* **PROBLEM**:
Drop every picture, then transcribe the remaining data exactly.

Data records:
══════

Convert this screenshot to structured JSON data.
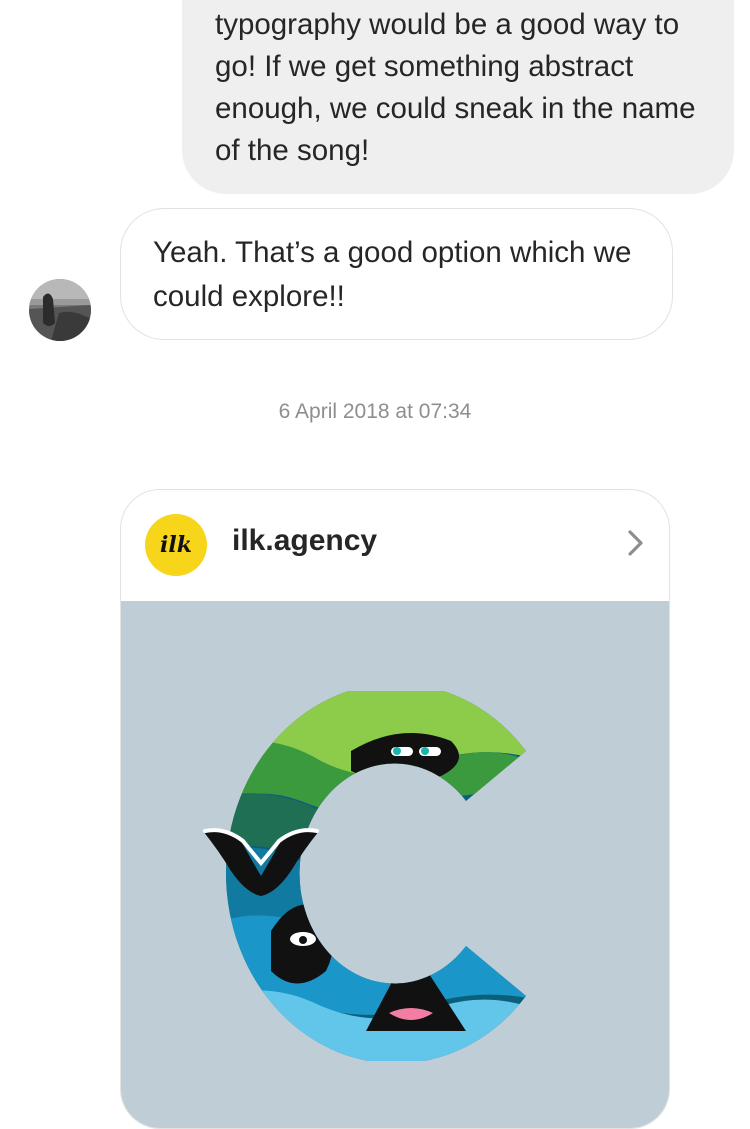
{
  "messages": {
    "outgoing_text": "typography would be a good way to go! If we get something abstract enough, we could sneak in the name of the song!",
    "incoming_text": "Yeah. That’s a good option which we could explore!!"
  },
  "timestamp": "6 April 2018 at 07:34",
  "shared_post": {
    "username": "ilk.agency",
    "logo_text": "ilk",
    "logo_color": "#f7d51b",
    "image_bg": "#bfcdd6"
  }
}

══════

* **RESULT OF THE EXERCISE**:
Convert this screenshot to structured JSON data.
{
  "messages": {
    "outgoing_text": "typography would be a good way to go! If we get something abstract enough, we could sneak in the name of the song!",
    "incoming_text": "Yeah. That’s a good option which we could explore!!"
  },
  "timestamp": "6 April 2018 at 07:34",
  "shared_post": {
    "username": "ilk.agency",
    "logo_text": "ilk",
    "logo_color": "#f7d51b",
    "image_bg": "#bfcdd6"
  }
}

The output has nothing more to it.